## Work required
Take every line from the listing below that includes "true" and copy it.

____

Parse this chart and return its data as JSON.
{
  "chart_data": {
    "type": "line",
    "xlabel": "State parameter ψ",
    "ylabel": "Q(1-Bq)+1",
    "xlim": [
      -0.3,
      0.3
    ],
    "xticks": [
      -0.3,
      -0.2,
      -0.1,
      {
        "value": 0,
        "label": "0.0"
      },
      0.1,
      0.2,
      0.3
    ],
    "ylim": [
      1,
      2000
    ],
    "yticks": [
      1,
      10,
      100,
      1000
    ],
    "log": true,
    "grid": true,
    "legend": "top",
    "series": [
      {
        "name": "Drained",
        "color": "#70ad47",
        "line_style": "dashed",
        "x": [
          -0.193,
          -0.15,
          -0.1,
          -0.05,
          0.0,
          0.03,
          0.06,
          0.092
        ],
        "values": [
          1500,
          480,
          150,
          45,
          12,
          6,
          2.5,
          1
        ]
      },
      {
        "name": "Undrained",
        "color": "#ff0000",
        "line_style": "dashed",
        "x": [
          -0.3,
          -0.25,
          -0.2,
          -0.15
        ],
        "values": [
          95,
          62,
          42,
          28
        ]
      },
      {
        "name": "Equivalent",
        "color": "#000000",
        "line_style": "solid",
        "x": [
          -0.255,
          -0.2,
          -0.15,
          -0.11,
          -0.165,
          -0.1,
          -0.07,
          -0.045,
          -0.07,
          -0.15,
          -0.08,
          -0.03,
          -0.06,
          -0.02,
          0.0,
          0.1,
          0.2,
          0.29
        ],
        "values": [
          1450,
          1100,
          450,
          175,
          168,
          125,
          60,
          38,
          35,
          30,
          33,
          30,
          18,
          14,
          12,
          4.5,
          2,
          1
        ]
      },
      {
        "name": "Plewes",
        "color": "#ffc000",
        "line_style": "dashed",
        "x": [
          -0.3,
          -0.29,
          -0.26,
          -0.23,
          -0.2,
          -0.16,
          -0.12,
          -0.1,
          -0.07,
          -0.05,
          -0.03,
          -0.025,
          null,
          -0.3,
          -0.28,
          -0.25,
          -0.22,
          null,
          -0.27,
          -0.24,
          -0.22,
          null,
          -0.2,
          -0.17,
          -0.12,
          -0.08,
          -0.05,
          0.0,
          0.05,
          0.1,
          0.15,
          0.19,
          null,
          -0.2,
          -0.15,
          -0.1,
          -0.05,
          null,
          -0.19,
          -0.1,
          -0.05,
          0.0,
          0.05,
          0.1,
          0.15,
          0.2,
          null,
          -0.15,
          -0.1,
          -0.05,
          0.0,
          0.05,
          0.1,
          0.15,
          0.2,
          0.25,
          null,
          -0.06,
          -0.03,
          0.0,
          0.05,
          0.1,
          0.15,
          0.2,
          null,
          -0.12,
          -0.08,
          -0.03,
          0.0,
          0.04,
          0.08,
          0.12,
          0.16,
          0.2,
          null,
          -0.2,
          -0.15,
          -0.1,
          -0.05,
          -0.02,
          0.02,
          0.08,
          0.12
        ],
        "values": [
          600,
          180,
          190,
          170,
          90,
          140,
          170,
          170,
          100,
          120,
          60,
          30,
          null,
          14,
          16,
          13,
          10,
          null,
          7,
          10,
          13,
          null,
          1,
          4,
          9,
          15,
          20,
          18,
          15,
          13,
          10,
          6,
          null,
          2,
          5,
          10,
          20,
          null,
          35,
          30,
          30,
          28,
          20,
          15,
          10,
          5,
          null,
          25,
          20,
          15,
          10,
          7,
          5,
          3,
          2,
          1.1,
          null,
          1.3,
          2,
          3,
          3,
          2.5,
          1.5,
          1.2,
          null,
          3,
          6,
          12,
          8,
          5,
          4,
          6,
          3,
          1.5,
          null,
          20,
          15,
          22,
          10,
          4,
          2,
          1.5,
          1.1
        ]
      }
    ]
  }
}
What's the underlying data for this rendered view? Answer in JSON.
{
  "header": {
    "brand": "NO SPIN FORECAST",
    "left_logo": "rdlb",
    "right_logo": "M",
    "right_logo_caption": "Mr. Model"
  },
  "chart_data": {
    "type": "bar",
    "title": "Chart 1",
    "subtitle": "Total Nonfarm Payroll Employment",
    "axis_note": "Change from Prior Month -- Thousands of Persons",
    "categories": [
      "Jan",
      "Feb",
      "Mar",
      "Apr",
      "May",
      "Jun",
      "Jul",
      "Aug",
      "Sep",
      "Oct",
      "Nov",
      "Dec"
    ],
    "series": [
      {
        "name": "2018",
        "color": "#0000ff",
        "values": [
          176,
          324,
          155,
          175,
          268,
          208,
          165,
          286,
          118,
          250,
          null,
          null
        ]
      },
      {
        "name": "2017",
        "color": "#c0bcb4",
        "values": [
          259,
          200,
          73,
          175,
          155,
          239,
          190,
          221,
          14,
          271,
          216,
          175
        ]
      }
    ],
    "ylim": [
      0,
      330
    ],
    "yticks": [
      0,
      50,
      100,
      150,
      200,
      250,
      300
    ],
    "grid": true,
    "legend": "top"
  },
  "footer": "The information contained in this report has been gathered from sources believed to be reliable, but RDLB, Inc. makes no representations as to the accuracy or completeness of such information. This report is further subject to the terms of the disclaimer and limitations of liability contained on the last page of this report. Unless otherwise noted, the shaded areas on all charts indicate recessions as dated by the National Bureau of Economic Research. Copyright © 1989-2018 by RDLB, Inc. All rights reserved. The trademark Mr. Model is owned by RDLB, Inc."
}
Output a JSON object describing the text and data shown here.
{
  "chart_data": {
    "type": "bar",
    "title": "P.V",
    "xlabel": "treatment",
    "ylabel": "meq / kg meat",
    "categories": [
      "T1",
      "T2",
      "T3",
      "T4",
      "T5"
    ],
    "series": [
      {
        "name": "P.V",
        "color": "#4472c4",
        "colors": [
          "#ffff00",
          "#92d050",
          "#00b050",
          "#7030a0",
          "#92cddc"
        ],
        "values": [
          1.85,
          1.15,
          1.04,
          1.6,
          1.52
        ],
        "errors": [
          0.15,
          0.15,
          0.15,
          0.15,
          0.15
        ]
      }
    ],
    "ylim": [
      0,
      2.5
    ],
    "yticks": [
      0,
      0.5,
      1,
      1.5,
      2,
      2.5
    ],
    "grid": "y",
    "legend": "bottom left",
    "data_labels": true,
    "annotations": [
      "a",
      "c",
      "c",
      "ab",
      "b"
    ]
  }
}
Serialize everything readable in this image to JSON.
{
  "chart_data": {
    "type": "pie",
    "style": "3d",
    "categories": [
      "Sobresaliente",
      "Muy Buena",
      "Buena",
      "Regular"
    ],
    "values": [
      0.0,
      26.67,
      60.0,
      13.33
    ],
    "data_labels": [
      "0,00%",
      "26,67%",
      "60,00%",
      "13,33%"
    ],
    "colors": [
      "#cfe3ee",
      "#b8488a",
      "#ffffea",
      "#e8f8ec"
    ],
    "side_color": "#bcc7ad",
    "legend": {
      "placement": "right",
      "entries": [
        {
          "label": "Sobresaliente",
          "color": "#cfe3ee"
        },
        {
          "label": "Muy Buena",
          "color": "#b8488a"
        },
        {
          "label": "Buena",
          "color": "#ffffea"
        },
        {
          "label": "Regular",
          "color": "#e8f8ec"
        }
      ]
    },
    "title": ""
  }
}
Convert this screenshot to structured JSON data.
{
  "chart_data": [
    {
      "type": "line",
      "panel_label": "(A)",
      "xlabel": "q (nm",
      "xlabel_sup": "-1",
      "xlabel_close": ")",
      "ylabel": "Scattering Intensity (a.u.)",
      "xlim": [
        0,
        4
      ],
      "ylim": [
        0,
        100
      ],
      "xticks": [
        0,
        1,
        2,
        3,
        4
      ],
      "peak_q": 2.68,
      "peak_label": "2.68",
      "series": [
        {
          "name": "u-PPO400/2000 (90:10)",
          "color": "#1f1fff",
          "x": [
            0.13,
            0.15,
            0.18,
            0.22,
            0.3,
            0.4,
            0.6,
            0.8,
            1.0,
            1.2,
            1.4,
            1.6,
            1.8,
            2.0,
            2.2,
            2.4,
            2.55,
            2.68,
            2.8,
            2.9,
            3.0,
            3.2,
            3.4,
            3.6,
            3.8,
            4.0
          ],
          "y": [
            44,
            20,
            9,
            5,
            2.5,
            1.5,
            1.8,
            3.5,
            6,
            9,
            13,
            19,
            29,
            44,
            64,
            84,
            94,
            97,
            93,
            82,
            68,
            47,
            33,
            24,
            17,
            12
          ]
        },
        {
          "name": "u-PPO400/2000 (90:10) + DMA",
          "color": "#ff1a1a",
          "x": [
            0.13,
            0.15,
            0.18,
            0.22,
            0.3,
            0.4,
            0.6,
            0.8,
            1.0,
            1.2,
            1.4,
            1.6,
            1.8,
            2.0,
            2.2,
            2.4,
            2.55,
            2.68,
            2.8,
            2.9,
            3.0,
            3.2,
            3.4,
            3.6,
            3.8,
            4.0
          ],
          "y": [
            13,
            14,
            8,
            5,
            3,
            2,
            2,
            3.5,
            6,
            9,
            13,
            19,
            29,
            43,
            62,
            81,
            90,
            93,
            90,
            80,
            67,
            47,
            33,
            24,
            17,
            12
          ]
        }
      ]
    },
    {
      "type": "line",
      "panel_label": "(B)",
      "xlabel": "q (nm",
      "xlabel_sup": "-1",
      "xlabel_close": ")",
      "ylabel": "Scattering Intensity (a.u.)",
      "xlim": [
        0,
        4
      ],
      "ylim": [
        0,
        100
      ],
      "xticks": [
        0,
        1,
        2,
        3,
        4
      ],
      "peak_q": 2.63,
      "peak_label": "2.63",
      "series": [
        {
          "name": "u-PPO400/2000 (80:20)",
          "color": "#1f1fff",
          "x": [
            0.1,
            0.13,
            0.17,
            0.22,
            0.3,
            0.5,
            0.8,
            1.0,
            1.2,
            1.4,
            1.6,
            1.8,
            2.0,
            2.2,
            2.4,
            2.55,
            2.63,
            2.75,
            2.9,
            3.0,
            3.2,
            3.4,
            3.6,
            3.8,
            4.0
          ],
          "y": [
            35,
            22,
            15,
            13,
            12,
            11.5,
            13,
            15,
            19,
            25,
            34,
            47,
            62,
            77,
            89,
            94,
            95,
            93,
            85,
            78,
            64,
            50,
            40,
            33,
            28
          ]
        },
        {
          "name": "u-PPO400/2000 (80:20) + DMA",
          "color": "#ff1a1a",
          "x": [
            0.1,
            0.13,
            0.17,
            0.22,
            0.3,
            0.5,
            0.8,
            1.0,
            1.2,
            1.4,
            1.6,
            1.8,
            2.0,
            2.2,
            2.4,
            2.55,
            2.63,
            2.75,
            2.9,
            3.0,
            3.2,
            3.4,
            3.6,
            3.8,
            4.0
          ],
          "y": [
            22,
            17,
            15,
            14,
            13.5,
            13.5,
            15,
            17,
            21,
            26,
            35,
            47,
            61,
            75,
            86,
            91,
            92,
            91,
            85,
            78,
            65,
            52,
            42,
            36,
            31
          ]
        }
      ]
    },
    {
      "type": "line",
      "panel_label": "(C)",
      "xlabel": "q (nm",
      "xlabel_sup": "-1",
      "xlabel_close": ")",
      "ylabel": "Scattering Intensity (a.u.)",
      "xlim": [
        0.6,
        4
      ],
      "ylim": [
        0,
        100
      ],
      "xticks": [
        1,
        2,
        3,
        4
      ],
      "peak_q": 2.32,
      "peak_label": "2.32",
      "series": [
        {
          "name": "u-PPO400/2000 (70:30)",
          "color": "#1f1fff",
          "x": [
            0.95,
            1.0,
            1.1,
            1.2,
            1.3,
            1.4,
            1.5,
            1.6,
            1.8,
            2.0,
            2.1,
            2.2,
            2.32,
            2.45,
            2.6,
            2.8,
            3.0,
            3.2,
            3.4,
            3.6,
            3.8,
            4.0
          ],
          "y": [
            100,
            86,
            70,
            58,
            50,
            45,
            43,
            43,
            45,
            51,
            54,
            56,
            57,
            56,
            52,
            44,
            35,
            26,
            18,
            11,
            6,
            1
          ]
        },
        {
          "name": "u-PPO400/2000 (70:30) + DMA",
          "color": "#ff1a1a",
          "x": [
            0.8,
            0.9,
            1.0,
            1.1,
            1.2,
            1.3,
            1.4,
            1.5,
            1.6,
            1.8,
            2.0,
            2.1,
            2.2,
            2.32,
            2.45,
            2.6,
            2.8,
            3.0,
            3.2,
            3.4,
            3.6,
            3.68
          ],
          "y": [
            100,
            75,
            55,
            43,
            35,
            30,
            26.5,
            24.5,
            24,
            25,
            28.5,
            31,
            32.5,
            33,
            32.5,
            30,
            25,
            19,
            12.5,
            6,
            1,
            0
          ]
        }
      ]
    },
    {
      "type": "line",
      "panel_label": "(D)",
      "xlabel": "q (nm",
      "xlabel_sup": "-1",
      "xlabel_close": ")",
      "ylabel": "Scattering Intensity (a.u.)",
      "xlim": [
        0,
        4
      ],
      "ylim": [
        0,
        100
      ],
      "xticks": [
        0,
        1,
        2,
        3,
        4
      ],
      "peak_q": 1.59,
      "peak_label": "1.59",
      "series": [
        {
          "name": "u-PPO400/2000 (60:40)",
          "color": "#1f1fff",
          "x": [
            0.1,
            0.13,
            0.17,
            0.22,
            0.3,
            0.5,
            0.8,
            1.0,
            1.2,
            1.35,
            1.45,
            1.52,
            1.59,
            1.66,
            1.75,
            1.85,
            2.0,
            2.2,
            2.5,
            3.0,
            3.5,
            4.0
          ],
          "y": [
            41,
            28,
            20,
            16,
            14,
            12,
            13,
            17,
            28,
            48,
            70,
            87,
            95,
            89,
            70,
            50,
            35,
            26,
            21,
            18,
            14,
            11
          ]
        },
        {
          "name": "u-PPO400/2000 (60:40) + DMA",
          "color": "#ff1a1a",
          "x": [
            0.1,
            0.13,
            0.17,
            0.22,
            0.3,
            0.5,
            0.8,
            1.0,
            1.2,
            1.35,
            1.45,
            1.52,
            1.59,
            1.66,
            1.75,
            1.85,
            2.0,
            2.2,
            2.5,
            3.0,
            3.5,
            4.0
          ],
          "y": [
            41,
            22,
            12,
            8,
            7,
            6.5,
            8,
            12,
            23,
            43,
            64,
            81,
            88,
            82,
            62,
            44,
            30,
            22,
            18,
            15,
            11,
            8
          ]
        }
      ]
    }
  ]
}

____

## Written reply
    "log": true,
    "grid": true,
    "grid": true,
    "data_labels": true,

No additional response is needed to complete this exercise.